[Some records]
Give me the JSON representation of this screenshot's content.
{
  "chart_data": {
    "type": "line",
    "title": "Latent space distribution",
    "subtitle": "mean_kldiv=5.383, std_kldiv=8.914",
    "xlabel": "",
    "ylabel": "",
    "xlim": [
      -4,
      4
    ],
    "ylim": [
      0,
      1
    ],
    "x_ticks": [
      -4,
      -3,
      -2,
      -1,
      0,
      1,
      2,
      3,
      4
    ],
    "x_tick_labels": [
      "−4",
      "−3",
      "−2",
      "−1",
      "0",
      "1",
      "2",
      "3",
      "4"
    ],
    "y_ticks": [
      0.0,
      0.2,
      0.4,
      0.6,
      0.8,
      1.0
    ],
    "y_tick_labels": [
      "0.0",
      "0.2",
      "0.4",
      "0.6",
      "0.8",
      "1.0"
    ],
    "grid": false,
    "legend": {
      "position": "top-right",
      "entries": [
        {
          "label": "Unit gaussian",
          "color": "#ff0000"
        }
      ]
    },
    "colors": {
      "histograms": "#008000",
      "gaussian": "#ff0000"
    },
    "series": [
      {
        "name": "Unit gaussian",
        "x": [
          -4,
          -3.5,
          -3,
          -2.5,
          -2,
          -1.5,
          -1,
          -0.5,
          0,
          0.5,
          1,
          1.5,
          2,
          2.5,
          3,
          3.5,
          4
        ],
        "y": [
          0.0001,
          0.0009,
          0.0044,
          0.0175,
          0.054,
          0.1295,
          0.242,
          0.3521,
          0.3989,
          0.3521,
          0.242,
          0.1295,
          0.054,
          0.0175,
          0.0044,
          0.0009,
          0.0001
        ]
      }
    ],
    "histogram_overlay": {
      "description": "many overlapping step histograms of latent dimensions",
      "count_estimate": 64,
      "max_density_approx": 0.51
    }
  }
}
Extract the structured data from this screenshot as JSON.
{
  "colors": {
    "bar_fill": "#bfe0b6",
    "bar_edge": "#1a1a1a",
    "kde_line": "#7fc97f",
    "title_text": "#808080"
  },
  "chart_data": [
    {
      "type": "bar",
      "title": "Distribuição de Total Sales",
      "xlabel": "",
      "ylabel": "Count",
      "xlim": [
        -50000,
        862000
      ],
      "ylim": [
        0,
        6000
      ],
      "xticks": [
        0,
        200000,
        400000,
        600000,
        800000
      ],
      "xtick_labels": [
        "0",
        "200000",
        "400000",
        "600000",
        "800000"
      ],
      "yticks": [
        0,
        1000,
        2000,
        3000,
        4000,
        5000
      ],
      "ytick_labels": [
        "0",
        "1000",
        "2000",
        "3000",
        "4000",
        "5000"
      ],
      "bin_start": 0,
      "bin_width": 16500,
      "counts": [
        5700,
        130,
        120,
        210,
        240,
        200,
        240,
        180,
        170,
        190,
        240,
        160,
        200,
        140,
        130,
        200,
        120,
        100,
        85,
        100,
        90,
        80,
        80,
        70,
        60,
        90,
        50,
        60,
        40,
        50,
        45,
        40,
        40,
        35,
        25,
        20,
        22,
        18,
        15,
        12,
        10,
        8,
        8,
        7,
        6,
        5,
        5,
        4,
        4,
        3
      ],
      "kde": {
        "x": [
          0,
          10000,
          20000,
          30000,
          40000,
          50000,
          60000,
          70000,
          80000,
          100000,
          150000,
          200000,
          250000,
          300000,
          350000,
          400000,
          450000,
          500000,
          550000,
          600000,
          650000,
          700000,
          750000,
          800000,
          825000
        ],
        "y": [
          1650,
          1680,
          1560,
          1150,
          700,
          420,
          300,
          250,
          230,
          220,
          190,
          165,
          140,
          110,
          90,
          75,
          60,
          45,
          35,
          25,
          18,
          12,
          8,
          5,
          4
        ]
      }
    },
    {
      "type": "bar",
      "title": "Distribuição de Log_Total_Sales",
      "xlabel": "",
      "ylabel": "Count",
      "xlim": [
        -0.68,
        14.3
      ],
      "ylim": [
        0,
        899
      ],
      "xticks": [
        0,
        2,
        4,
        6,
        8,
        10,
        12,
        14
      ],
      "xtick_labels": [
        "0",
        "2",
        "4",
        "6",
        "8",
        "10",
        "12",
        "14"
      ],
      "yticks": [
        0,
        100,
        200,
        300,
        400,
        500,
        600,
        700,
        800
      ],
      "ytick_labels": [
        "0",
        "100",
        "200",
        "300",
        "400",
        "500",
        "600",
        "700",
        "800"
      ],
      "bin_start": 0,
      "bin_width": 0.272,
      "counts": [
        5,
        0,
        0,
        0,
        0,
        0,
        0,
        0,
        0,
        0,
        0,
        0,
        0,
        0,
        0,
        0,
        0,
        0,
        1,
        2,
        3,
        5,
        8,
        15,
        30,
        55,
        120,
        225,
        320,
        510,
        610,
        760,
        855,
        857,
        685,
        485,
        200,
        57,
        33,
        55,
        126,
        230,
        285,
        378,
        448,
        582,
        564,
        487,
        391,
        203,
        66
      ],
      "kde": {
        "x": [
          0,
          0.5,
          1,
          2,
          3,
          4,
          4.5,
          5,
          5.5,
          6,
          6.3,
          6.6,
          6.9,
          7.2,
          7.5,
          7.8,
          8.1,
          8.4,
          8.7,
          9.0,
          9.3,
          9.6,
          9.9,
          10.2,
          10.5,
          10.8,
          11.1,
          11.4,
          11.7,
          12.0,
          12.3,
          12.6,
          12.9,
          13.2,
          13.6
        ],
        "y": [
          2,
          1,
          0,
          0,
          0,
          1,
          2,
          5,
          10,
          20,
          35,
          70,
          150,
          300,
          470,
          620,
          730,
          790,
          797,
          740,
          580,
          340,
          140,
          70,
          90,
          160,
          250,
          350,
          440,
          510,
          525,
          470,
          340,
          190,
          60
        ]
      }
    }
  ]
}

## Task directions
Would you reproduce all the entries exactly?

## Exercise result
Give me the JSON representation of this screenshot's content.
{
  "chart_data": {
    "type": "line",
    "title": "Latent space distribution",
    "subtitle": "mean_kldiv=5.383, std_kldiv=8.914",
    "xlabel": "",
    "ylabel": "",
    "xlim": [
      -4,
      4
    ],
    "ylim": [
      0,
      1
    ],
    "x_ticks": [
      -4,
      -3,
      -2,
      -1,
      0,
      1,
      2,
      3,
      4
    ],
    "x_tick_labels": [
      "−4",
      "−3",
      "−2",
      "−1",
      "0",
      "1",
      "2",
      "3",
      "4"
    ],
    "y_ticks": [
      0.0,
      0.2,
      0.4,
      0.6,
      0.8,
      1.0
    ],
    "y_tick_labels": [
      "0.0",
      "0.2",
      "0.4",
      "0.6",
      "0.8",
      "1.0"
    ],
    "grid": false,
    "legend": {
      "position": "top-right",
      "entries": [
        {
          "label": "Unit gaussian",
          "color": "#ff0000"
        }
      ]
    },
    "colors": {
      "histograms": "#008000",
      "gaussian": "#ff0000"
    },
    "series": [
      {
        "name": "Unit gaussian",
        "x": [
          -4,
          -3.5,
          -3,
          -2.5,
          -2,
          -1.5,
          -1,
          -0.5,
          0,
          0.5,
          1,
          1.5,
          2,
          2.5,
          3,
          3.5,
          4
        ],
        "y": [
          0.0001,
          0.0009,
          0.0044,
          0.0175,
          0.054,
          0.1295,
          0.242,
          0.3521,
          0.3989,
          0.3521,
          0.242,
          0.1295,
          0.054,
          0.0175,
          0.0044,
          0.0009,
          0.0001
        ]
      }
    ],
    "histogram_overlay": {
      "description": "many overlapping step histograms of latent dimensions",
      "count_estimate": 64,
      "max_density_approx": 0.51
    }
  }
}
Extract the structured data from this screenshot as JSON.
{
  "colors": {
    "bar_fill": "#bfe0b6",
    "bar_edge": "#1a1a1a",
    "kde_line": "#7fc97f",
    "title_text": "#808080"
  },
  "chart_data": [
    {
      "type": "bar",
      "title": "Distribuição de Total Sales",
      "xlabel": "",
      "ylabel": "Count",
      "xlim": [
        -50000,
        862000
      ],
      "ylim": [
        0,
        6000
      ],
      "xticks": [
        0,
        200000,
        400000,
        600000,
        800000
      ],
      "xtick_labels": [
        "0",
        "200000",
        "400000",
        "600000",
        "800000"
      ],
      "yticks": [
        0,
        1000,
        2000,
        3000,
        4000,
        5000
      ],
      "ytick_labels": [
        "0",
        "1000",
        "2000",
        "3000",
        "4000",
        "5000"
      ],
      "bin_start": 0,
      "bin_width": 16500,
      "counts": [
        5700,
        130,
        120,
        210,
        240,
        200,
        240,
        180,
        170,
        190,
        240,
        160,
        200,
        140,
        130,
        200,
        120,
        100,
        85,
        100,
        90,
        80,
        80,
        70,
        60,
        90,
        50,
        60,
        40,
        50,
        45,
        40,
        40,
        35,
        25,
        20,
        22,
        18,
        15,
        12,
        10,
        8,
        8,
        7,
        6,
        5,
        5,
        4,
        4,
        3
      ],
      "kde": {
        "x": [
          0,
          10000,
          20000,
          30000,
          40000,
          50000,
          60000,
          70000,
          80000,
          100000,
          150000,
          200000,
          250000,
          300000,
          350000,
          400000,
          450000,
          500000,
          550000,
          600000,
          650000,
          700000,
          750000,
          800000,
          825000
        ],
        "y": [
          1650,
          1680,
          1560,
          1150,
          700,
          420,
          300,
          250,
          230,
          220,
          190,
          165,
          140,
          110,
          90,
          75,
          60,
          45,
          35,
          25,
          18,
          12,
          8,
          5,
          4
        ]
      }
    },
    {
      "type": "bar",
      "title": "Distribuição de Log_Total_Sales",
      "xlabel": "",
      "ylabel": "Count",
      "xlim": [
        -0.68,
        14.3
      ],
      "ylim": [
        0,
        899
      ],
      "xticks": [
        0,
        2,
        4,
        6,
        8,
        10,
        12,
        14
      ],
      "xtick_labels": [
        "0",
        "2",
        "4",
        "6",
        "8",
        "10",
        "12",
        "14"
      ],
      "yticks": [
        0,
        100,
        200,
        300,
        400,
        500,
        600,
        700,
        800
      ],
      "ytick_labels": [
        "0",
        "100",
        "200",
        "300",
        "400",
        "500",
        "600",
        "700",
        "800"
      ],
      "bin_start": 0,
      "bin_width": 0.272,
      "counts": [
        5,
        0,
        0,
        0,
        0,
        0,
        0,
        0,
        0,
        0,
        0,
        0,
        0,
        0,
        0,
        0,
        0,
        0,
        1,
        2,
        3,
        5,
        8,
        15,
        30,
        55,
        120,
        225,
        320,
        510,
        610,
        760,
        855,
        857,
        685,
        485,
        200,
        57,
        33,
        55,
        126,
        230,
        285,
        378,
        448,
        582,
        564,
        487,
        391,
        203,
        66
      ],
      "kde": {
        "x": [
          0,
          0.5,
          1,
          2,
          3,
          4,
          4.5,
          5,
          5.5,
          6,
          6.3,
          6.6,
          6.9,
          7.2,
          7.5,
          7.8,
          8.1,
          8.4,
          8.7,
          9.0,
          9.3,
          9.6,
          9.9,
          10.2,
          10.5,
          10.8,
          11.1,
          11.4,
          11.7,
          12.0,
          12.3,
          12.6,
          12.9,
          13.2,
          13.6
        ],
        "y": [
          2,
          1,
          0,
          0,
          0,
          1,
          2,
          5,
          10,
          20,
          35,
          70,
          150,
          300,
          470,
          620,
          730,
          790,
          797,
          740,
          580,
          340,
          140,
          70,
          90,
          160,
          250,
          350,
          440,
          510,
          525,
          470,
          340,
          190,
          60
        ]
      }
    }
  ]
}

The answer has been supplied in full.